● **DIRECTIONS**
Print the entries that appear below, exactly as written and without their pictures.
**** GIVEN ENTRIES ****
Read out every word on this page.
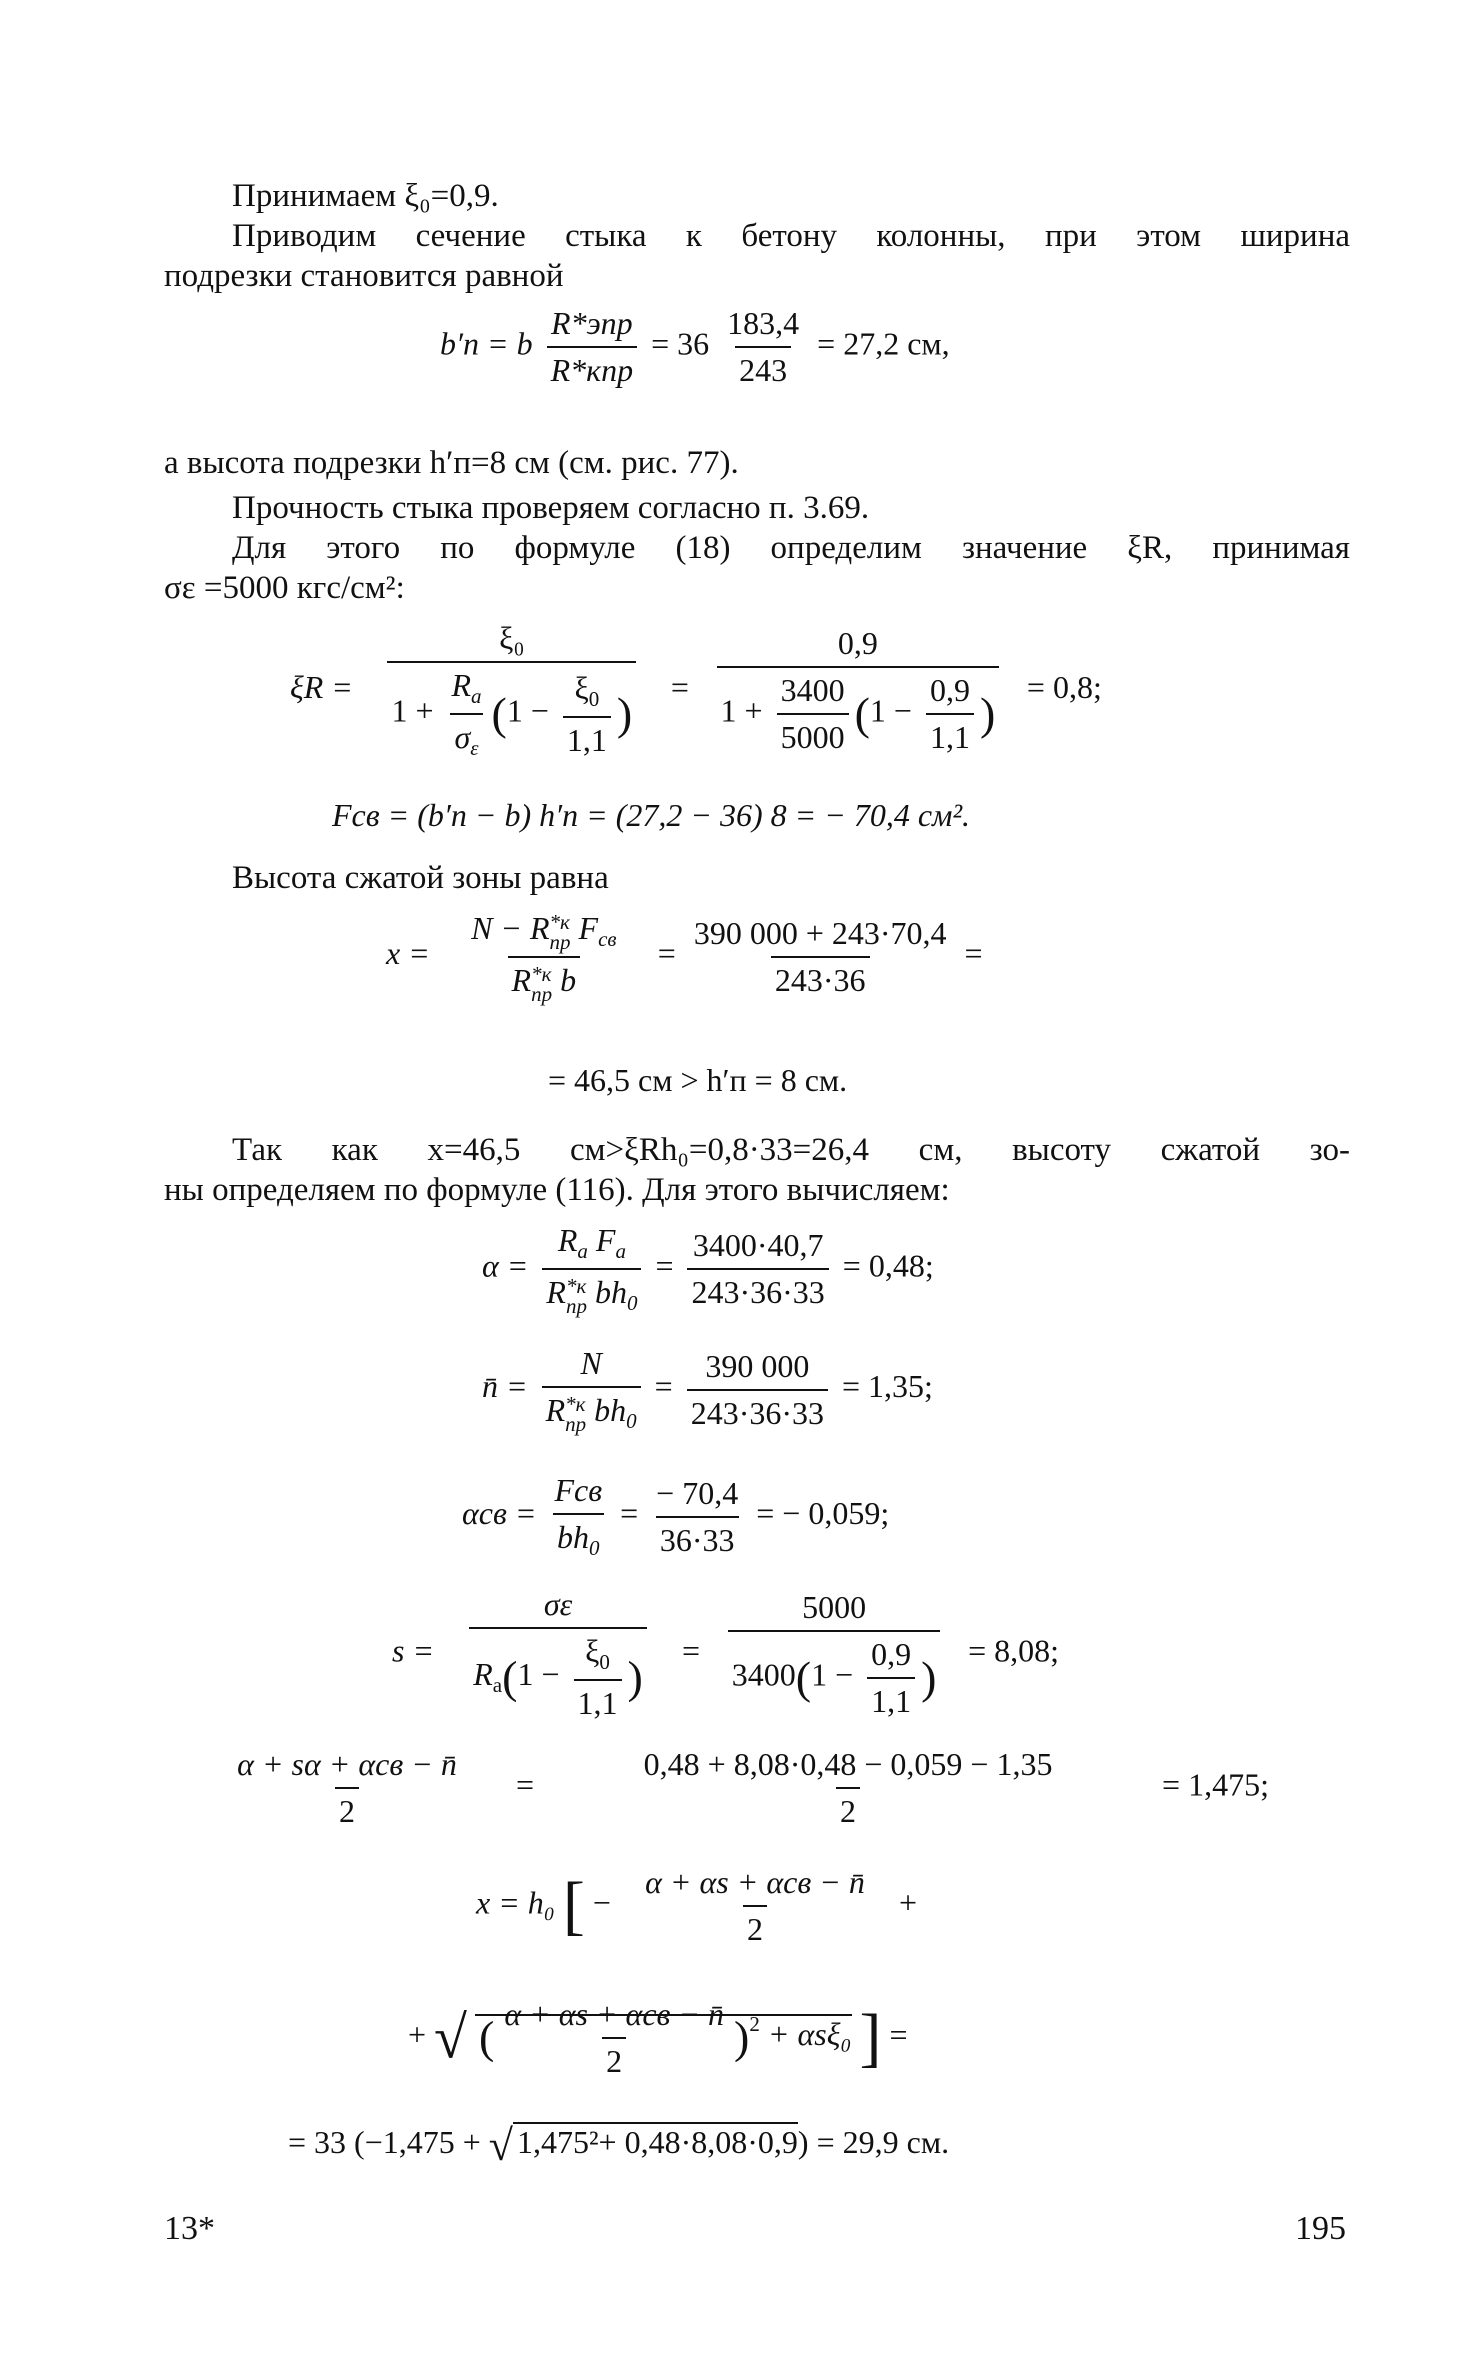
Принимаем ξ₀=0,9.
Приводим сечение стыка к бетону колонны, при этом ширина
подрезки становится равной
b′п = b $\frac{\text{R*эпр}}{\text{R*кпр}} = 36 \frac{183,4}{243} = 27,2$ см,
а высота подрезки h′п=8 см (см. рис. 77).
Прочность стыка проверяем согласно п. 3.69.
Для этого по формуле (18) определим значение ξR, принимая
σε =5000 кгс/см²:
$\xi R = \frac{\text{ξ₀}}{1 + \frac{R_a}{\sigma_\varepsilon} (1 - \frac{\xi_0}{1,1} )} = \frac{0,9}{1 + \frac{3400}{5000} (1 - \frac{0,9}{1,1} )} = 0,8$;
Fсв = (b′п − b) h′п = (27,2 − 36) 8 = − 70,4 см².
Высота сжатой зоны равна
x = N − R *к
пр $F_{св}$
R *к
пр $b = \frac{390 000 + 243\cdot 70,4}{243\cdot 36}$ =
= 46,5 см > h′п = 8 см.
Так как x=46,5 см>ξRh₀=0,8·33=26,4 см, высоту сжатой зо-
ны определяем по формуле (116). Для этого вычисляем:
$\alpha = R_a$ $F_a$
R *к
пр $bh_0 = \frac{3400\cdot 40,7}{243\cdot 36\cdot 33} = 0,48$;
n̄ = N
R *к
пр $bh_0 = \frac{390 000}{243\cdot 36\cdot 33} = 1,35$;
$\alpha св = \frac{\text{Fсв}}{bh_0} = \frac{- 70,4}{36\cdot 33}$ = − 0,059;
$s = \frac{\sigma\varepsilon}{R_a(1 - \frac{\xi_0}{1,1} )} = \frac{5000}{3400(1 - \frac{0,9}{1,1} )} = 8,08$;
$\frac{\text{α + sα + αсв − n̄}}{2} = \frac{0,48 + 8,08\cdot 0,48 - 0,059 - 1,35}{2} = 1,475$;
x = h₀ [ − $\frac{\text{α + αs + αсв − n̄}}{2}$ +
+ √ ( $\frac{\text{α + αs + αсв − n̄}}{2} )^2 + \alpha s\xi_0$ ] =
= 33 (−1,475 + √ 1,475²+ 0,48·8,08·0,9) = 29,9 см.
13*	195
****
● **ANSWER TO THIS EXERCISE**
Read out every word on this page.
Принимаем ξ₀=0,9.
Приводим сечение стыка к бетону колонны, при этом ширина
подрезки становится равной
b′п = b $\frac{\text{R*эпр}}{\text{R*кпр}} = 36 \frac{183,4}{243} = 27,2$ см,
а высота подрезки h′п=8 см (см. рис. 77).
Прочность стыка проверяем согласно п. 3.69.
Для этого по формуле (18) определим значение ξR, принимая
σε =5000 кгс/см²:
$\xi R = \frac{\text{ξ₀}}{1 + \frac{R_a}{\sigma_\varepsilon} (1 - \frac{\xi_0}{1,1} )} = \frac{0,9}{1 + \frac{3400}{5000} (1 - \frac{0,9}{1,1} )} = 0,8$;
Fсв = (b′п − b) h′п = (27,2 − 36) 8 = − 70,4 см².
Высота сжатой зоны равна
x = N − R *к
пр $F_{св}$
R *к
пр $b = \frac{390 000 + 243\cdot 70,4}{243\cdot 36}$ =
= 46,5 см > h′п = 8 см.
Так как x=46,5 см>ξRh₀=0,8·33=26,4 см, высоту сжатой зо-
ны определяем по формуле (116). Для этого вычисляем:
$\alpha = R_a$ $F_a$
R *к
пр $bh_0 = \frac{3400\cdot 40,7}{243\cdot 36\cdot 33} = 0,48$;
n̄ = N
R *к
пр $bh_0 = \frac{390 000}{243\cdot 36\cdot 33} = 1,35$;
$\alpha св = \frac{\text{Fсв}}{bh_0} = \frac{- 70,4}{36\cdot 33}$ = − 0,059;
$s = \frac{\sigma\varepsilon}{R_a(1 - \frac{\xi_0}{1,1} )} = \frac{5000}{3400(1 - \frac{0,9}{1,1} )} = 8,08$;
$\frac{\text{α + sα + αсв − n̄}}{2} = \frac{0,48 + 8,08\cdot 0,48 - 0,059 - 1,35}{2} = 1,475$;
x = h₀ [ − $\frac{\text{α + αs + αсв − n̄}}{2}$ +
+ √ ( $\frac{\text{α + αs + αсв − n̄}}{2} )^2 + \alpha s\xi_0$ ] =
= 33 (−1,475 + √ 1,475²+ 0,48·8,08·0,9) = 29,9 см.
13*	195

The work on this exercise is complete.